» Task directions: Assemble all lines in which the string "agreement" appears.

(Raw records)
********
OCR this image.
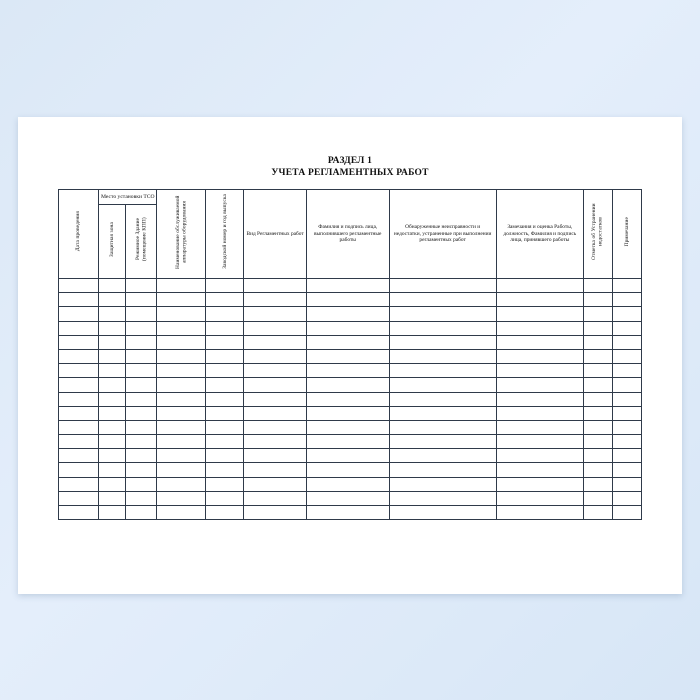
РАЗДЕЛ 1
УЧЕТА РЕГЛАМЕНТНЫХ РАБОТ
Дата проведения	Место установки ТСО		Наименование обслуживаемой аппаратуры оборудования	Заводской номер и год выпуска	Вид Регламентных работ	Фамилия и подпись лица, выполнившего регламентные работы	Обнаруженные неисправности и недостатки, устраненные при выполнении регламентных работ	Замечания и оценка Работы, должность, Фамилия и подпись лица, принявшего работы	Отметка об Устранении недостатков	Примечание
	Защитная зона	Режимное Здание (помещение КПП)								
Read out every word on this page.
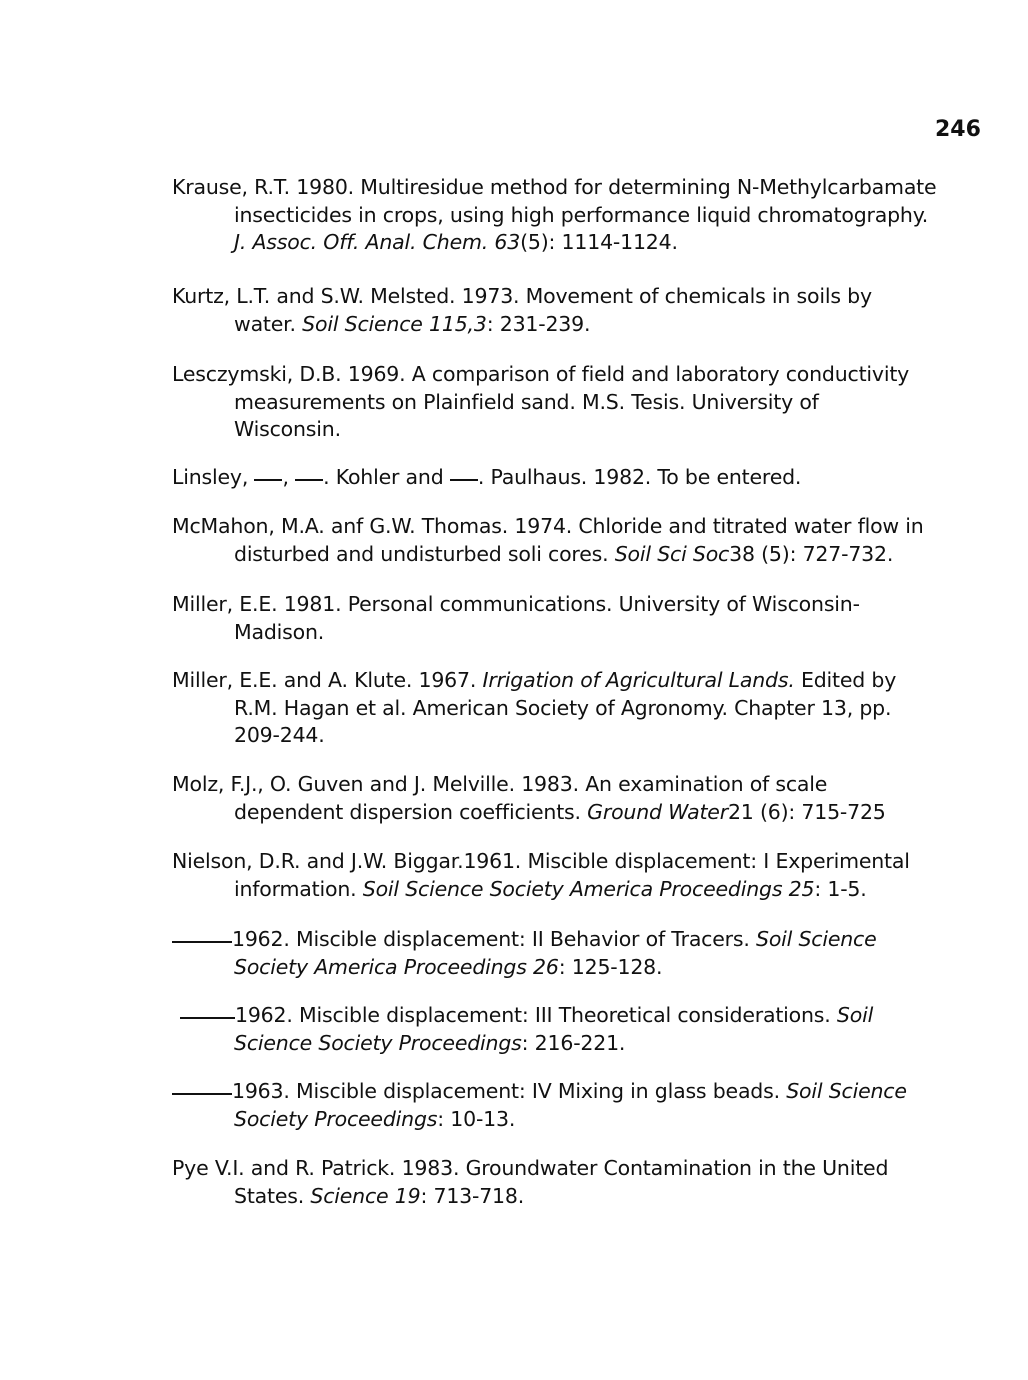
246
Krause, R.T. 1980. Multiresidue method for determining N-Methylcarbamate
insecticides in crops, using high performance liquid chromatography.
J. Assoc. Off. Anal. Chem. 63(5): 1114-1124.
Kurtz, L.T. and S.W. Melsted. 1973. Movement of chemicals in soils by
water. Soil Science 115,3: 231-239.
Lesczymski, D.B. 1969. A comparison of field and laboratory conductivity
measurements on Plainfield sand. M.S. Tesis. University of
Wisconsin.
Linsley, , . Kohler and . Paulhaus. 1982. To be entered.
McMahon, M.A. anf G.W. Thomas. 1974. Chloride and titrated water flow in
disturbed and undisturbed soli cores. Soil Sci Soc38 (5): 727-732.
Miller, E.E. 1981. Personal communications. University of Wisconsin-
Madison.
Miller, E.E. and A. Klute. 1967. Irrigation of Agricultural Lands. Edited by
R.M. Hagan et al. American Society of Agronomy. Chapter 13, pp.
209-244.
Molz, F.J., O. Guven and J. Melville. 1983. An examination of scale
dependent dispersion coefficients. Ground Water21 (6): 715-725
Nielson, D.R. and J.W. Biggar.1961. Miscible displacement: I Experimental
information. Soil Science Society America Proceedings 25: 1-5.
1962. Miscible displacement: II Behavior of Tracers. Soil Science
Society America Proceedings 26: 125-128.
1962. Miscible displacement: III Theoretical considerations. Soil
Science Society Proceedings: 216-221.
1963. Miscible displacement: IV Mixing in glass beads. Soil Science
Society Proceedings: 10-13.
Pye V.I. and R. Patrick. 1983. Groundwater Contamination in the United
States. Science 19: 713-718.
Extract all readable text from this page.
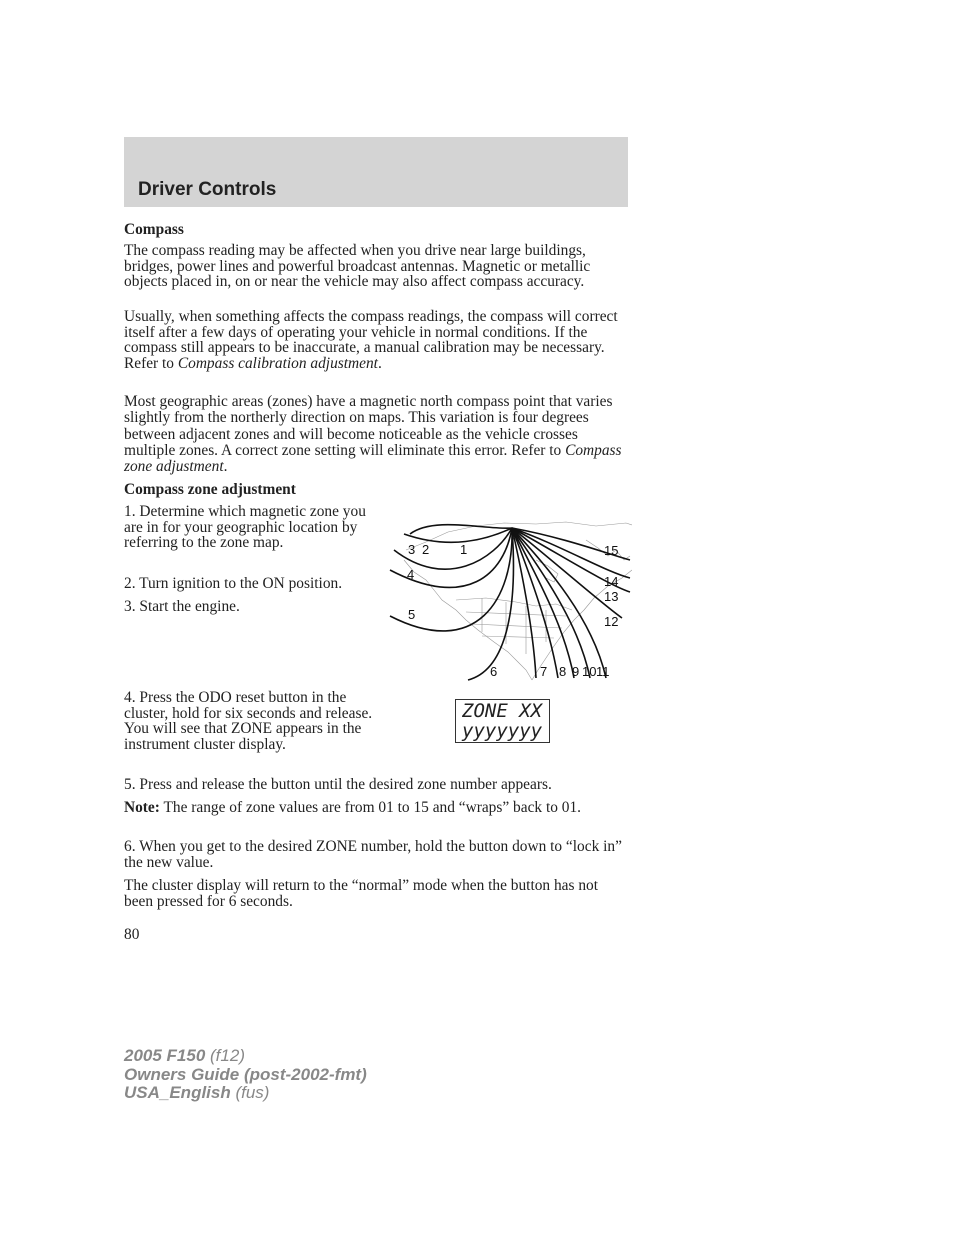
Driver Controls

Compass

The compass reading may be affected when you drive near large buildings, bridges, power lines and powerful broadcast antennas. Magnetic or metallic objects placed in, on or near the vehicle may also affect compass accuracy.

Usually, when something affects the compass readings, the compass will correct itself after a few days of operating your vehicle in normal conditions. If the compass still appears to be inaccurate, a manual calibration may be necessary. Refer to Compass calibration adjustment.

Most geographic areas (zones) have a magnetic north compass point that varies slightly from the northerly direction on maps. This variation is four degrees between adjacent zones and will become noticeable as the vehicle crosses multiple zones. A correct zone setting will eliminate this error. Refer to Compass zone adjustment.

Compass zone adjustment

1. Determine which magnetic zone you are in for your geographic location by referring to the zone map.

2. Turn ignition to the ON position.

3. Start the engine.

1
2
3
4
5
6	7 8 9 10 11
12
13
14
15

4. Press the ODO reset button in the cluster, hold for six seconds and release. You will see that ZONE appears in the instrument cluster display.

ZONE XX
yyyyyyy

5. Press and release the button until the desired zone number appears.

Note: The range of zone values are from 01 to 15 and “wraps” back to 01.

6. When you get to the desired ZONE number, hold the button down to “lock in” the new value.

The cluster display will return to the “normal” mode when the button has not been pressed for 6 seconds.

80
2005 F150 (f12)
Owners Guide (post-2002-fmt)
USA_English (fus)
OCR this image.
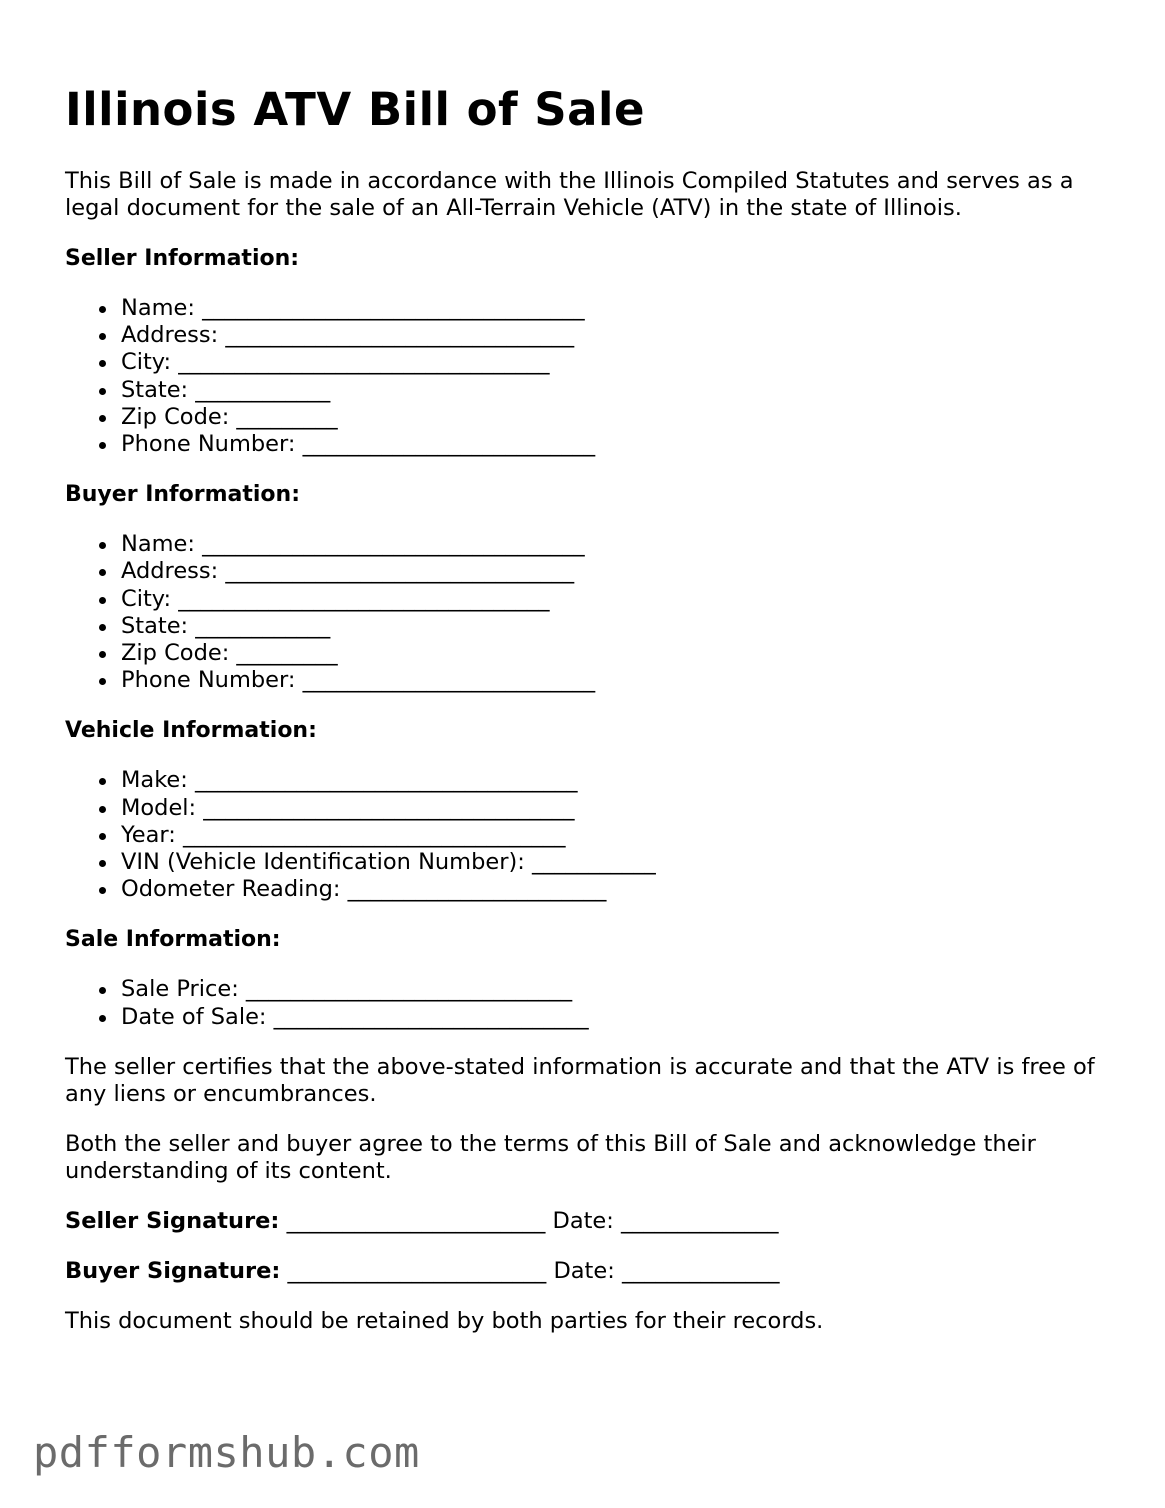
Illinois ATV Bill of Sale

This Bill of Sale is made in accordance with the Illinois Compiled Statutes and serves as a legal document for the sale of an All-Terrain Vehicle (ATV) in the state of Illinois.

Seller Information:
Name: __________________________________
Address: _______________________________
City: _________________________________
State: ____________
Zip Code: _________
Phone Number: __________________________
Buyer Information:
Name: __________________________________
Address: _______________________________
City: _________________________________
State: ____________
Zip Code: _________
Phone Number: __________________________
Vehicle Information:
Make: __________________________________
Model: _________________________________
Year: __________________________________
VIN (Vehicle Identification Number): ___________
Odometer Reading: _______________________
Sale Information:
Sale Price: _____________________________
Date of Sale: ____________________________

The seller certifies that the above-stated information is accurate and that the ATV is free of any liens or encumbrances.

Both the seller and buyer agree to the terms of this Bill of Sale and acknowledge their understanding of its content.

Seller Signature: _______________________ Date: ______________

Buyer Signature: _______________________ Date: ______________

This document should be retained by both parties for their records.

pdfformshub.com
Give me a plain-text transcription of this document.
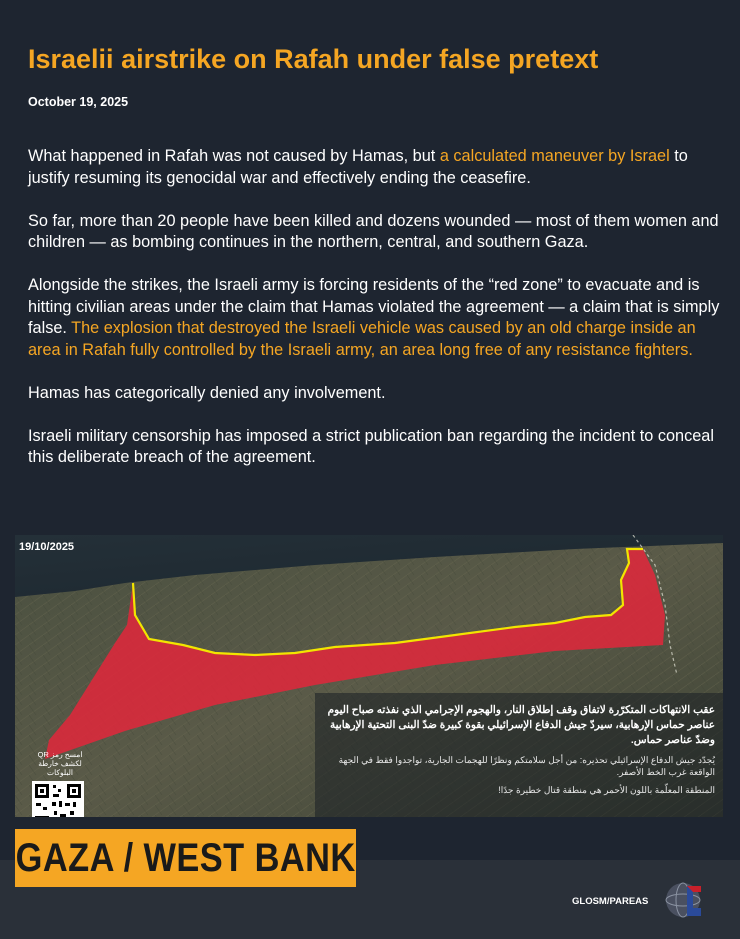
Israelii airstrike on Rafah under false pretext
October 19, 2025

What happened in Rafah was not caused by Hamas, but a calculated maneuver by Israel to justify resuming its genocidal war and effectively ending the ceasefire.

So far, more than 20 people have been killed and dozens wounded — most of them women and children — as bombing continues in the northern, central, and southern Gaza.

Alongside the strikes, the Israeli army is forcing residents of the “red zone” to evacuate and is hitting civilian areas under the claim that Hamas violated the agreement — a claim that is simply false. The explosion that destroyed the Israeli vehicle was caused by an old charge inside an area in Rafah fully controlled by the Israeli army, an area long free of any resistance fighters.

Hamas has categorically denied any involvement.

Israeli military censorship has imposed a strict publication ban regarding the incident to conceal this deliberate breach of the agreement.

19/10/2025

عقب الانتهاكات المتكرّرة لاتفاق وقف إطلاق النار، والهجوم الإجرامي الذي نفذته صباح اليوم عناصر حماس الإرهابية، سيردّ جيش الدفاع الإسرائيلي بقوة كبيرة ضدّ البنى التحتية الإرهابية وضدّ عناصر حماس.

يُجدّد جيش الدفاع الإسرائيلي تحذيره: من أجل سلامتكم ونظرًا للهجمات الجارية، تواجدوا فقط في الجهة الواقعة غرب الخط الأصفر.

المنطقة المعلّمة باللون الأحمر هي منطقة قتال خطيرة جدًا!

امسح رمز QR لكشف خارطة البلوكات
GAZA / WEST BANK
GLOSM/PAREAS
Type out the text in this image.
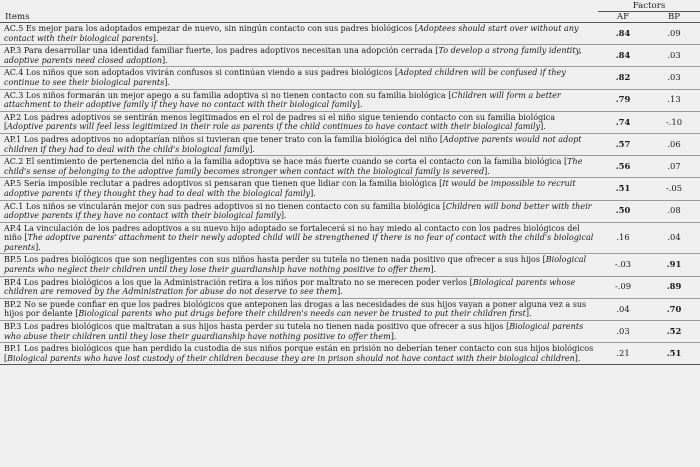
	Factors	
Items	AF	BP
AC.5 Es mejor para los adoptados empezar de nuevo, sin ningún contacto con sus padres biológicos [Adoptees should start over without any contact with their biological parents].	.84	.09
AP.3 Para desarrollar una identidad familiar fuerte, los padres adoptivos necesitan una adopción cerrada [To develop a strong family identity, adoptive parents need closed adoption].	.84	.03
AC.4 Los niños que son adoptados vivirán confusos si continúan viendo a sus padres biológicos [Adopted children will be confused if they continue to see their biological parents].	.82	.03
AC.3 Los niños formarán un mejor apego a su familia adoptiva si no tienen contacto con su familia biológica [Children will form a better attachment to their adoptive family if they have no contact with their biological family].	.79	.13
AP.2 Los padres adoptivos se sentirán menos legitimados en el rol de padres si el niño sigue teniendo contacto con su familia biológica [Adoptive parents will feel less legitimized in their role as parents if the child continues to have contact with their biological family].	.74	-.10
AP.1 Los padres adoptivos no adoptarían niños si tuvieran que tener trato con la familia biológica del niño [Adoptive parents would not adopt children if they had to deal with the child's biological family].	.57	.06
AC.2 El sentimiento de pertenencia del niño a la familia adoptiva se hace más fuerte cuando se corta el contacto con la familia biológica [The child's sense of belonging to the adoptive family becomes stronger when contact with the biological family is severed].	.56	.07
AP.5 Sería imposible reclutar a padres adoptivos si pensaran que tienen que lidiar con la familia biológica [It would be impossible to recruit adoptive parents if they thought they had to deal with the biological family].	.51	-.05
AC.1 Los niños se vincularán mejor con sus padres adoptivos si no tienen contacto con su familia biológica [Children will bond better with their adoptive parents if they have no contact with their biological family].	.50	.08
AP.4 La vinculación de los padres adoptivos a su nuevo hijo adoptado se fortalecerá si no hay miedo al contacto con los padres biológicos del niño [The adoptive parents' attachment to their newly adopted child will be strengthened if there is no fear of contact with the child's biological parents].	.16	.04
BP.5 Los padres biológicos que son negligentes con sus niños hasta perder su tutela no tienen nada positivo que ofrecer a sus hijos [Biological parents who neglect their children until they lose their guardianship have nothing positive to offer them].	-.03	.91
BP.4 Los padres biológicos a los que la Administración retira a los niños por maltrato no se merecen poder verlos [Biological parents whose children are removed by the Administration for abuse do not deserve to see them].	-.09	.89
BP.2 No se puede confiar en que los padres biológicos que anteponen las drogas a las necesidades de sus hijos vayan a poner alguna vez a sus hijos por delante [Biological parents who put drugs before their children's needs can never be trusted to put their children first].	.04	.70
BP.3 Los padres biológicos que maltratan a sus hijos hasta perder su tutela no tienen nada positivo que ofrecer a sus hijos [Biological parents who abuse their children until they lose their guardianship have nothing positive to offer them].	.03	.52
BP.1 Los padres biológicos que han perdido la custodia de sus niños porque están en prisión no deberían tener contacto con sus hijos biológicos [Biological parents who have lost custody of their children because they are in prison should not have contact with their biological children].	.21	.51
********
» The output:
Alongside the strikes, the Israeli army is forcing residents of the “red zone” to evacuate and is hitting civilian areas under the claim that Hamas violated the agreement — a claim that is simply false. The explosion that destroyed the Israeli vehicle was caused by an old charge inside an area in Rafah fully controlled by the Israeli army, an area long free of any resistance fighters.
Israeli military censorship has imposed a strict publication ban regarding the incident to conceal this deliberate breach of the agreement.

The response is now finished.